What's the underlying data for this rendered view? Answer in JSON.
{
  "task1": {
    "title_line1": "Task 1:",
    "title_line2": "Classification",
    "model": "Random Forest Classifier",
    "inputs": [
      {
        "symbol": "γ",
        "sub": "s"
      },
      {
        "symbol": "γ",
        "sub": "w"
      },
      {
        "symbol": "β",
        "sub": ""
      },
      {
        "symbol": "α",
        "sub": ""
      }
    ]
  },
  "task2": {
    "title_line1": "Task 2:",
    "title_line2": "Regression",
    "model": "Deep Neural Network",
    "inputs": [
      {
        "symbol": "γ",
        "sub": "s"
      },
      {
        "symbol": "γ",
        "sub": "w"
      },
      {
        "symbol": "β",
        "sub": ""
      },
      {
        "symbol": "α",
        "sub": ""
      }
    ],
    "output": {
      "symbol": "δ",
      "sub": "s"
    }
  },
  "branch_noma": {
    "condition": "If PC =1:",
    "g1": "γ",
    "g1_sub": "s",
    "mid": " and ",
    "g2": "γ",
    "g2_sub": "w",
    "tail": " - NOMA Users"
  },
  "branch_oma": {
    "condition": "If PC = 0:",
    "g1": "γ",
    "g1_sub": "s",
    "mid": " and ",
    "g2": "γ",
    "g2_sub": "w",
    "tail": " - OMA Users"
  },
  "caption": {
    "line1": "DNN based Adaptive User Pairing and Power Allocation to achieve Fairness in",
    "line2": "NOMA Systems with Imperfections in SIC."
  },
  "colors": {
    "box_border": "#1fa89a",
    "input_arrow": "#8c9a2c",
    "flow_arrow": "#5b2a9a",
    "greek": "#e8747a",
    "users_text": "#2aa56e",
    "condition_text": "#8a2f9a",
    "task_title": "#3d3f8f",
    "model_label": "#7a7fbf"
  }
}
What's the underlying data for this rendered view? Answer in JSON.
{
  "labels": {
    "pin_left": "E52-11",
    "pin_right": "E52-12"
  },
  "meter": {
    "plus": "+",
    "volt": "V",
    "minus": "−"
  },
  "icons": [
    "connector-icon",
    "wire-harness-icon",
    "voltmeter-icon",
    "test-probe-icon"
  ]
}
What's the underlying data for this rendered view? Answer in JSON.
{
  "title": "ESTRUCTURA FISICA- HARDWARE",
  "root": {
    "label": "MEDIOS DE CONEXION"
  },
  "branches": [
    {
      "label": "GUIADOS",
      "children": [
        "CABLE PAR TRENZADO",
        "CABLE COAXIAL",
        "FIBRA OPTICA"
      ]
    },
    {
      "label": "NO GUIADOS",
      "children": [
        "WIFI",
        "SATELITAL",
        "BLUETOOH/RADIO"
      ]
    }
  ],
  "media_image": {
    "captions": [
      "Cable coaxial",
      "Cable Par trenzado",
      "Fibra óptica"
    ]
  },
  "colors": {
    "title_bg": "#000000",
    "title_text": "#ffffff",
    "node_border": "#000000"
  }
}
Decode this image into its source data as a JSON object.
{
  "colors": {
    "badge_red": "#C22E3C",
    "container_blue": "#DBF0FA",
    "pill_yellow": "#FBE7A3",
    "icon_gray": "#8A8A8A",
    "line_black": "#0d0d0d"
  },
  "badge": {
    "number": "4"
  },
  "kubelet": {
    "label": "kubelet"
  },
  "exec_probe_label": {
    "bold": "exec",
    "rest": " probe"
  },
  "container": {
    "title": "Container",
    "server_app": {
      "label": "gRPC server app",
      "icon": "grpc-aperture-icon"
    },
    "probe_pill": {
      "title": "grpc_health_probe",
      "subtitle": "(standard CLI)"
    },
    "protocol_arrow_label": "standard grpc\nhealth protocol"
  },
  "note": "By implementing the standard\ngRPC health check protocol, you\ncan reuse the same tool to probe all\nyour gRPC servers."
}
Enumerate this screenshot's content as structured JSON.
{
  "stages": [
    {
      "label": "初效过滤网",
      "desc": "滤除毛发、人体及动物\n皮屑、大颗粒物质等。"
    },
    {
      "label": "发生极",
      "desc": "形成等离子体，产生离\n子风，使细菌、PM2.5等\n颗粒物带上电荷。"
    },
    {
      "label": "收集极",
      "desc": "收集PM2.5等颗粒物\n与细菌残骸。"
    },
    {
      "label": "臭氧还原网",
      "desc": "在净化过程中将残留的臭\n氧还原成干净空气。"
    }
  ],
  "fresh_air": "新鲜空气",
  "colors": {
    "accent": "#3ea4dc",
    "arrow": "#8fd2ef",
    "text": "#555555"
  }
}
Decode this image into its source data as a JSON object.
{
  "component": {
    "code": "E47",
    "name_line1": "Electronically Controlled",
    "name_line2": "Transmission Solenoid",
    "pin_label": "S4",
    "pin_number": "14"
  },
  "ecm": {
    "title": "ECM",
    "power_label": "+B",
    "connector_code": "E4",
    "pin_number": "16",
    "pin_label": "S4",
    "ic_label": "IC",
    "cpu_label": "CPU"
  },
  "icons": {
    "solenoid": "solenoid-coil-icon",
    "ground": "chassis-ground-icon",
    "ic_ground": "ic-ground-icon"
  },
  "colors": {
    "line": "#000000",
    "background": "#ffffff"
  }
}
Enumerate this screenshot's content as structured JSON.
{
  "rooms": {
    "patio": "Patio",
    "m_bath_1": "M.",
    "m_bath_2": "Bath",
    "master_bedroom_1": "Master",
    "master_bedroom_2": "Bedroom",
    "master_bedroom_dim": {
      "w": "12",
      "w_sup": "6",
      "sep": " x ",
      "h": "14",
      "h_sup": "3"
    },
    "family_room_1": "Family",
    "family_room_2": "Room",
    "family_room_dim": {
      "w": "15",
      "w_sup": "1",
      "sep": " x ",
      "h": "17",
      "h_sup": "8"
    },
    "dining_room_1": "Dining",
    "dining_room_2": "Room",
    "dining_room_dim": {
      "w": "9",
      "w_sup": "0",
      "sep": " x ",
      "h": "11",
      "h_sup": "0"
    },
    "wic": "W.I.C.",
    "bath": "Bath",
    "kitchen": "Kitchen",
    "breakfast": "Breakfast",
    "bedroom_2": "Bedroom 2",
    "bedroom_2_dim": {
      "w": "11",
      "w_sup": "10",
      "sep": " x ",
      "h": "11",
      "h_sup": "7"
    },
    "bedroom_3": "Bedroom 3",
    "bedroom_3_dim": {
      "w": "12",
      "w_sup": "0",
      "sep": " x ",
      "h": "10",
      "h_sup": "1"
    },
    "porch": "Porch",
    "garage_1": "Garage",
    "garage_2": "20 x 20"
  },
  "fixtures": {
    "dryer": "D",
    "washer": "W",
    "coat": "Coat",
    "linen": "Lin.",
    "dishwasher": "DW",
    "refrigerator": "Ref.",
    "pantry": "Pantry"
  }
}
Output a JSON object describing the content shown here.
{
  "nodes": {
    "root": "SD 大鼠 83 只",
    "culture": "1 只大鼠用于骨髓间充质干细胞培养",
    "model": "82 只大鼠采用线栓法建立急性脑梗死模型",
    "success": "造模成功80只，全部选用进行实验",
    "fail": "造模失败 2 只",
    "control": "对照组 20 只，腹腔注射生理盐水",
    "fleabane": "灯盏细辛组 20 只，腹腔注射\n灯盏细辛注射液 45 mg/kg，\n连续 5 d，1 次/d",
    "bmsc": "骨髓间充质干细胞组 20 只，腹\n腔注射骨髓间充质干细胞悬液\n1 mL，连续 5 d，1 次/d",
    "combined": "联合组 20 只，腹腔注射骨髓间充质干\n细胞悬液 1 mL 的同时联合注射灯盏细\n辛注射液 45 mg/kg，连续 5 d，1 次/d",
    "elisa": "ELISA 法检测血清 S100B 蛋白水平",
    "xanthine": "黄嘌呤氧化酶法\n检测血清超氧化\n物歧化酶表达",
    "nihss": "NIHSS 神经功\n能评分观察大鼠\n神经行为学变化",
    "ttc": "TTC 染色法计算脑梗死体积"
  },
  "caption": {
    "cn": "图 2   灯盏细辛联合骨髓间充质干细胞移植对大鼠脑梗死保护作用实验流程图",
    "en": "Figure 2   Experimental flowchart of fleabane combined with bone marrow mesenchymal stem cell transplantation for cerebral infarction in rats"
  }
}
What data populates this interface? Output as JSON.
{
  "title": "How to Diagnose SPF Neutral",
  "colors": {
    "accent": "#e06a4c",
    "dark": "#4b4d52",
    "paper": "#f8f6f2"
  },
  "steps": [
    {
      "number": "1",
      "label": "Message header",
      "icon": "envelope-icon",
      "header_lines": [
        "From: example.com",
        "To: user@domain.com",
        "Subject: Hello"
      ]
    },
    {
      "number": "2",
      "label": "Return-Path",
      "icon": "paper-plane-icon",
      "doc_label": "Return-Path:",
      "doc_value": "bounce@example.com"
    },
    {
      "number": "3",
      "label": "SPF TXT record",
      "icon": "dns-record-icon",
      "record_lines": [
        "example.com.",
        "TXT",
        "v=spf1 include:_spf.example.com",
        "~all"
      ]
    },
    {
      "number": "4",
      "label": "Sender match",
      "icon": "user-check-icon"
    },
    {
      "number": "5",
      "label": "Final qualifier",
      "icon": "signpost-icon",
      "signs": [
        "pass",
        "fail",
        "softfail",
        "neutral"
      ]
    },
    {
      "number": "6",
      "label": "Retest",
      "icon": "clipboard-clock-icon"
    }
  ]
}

To do:
How many of the lines in the listing above hold the word "ffffff"? Report only that figure.

Task solution:
2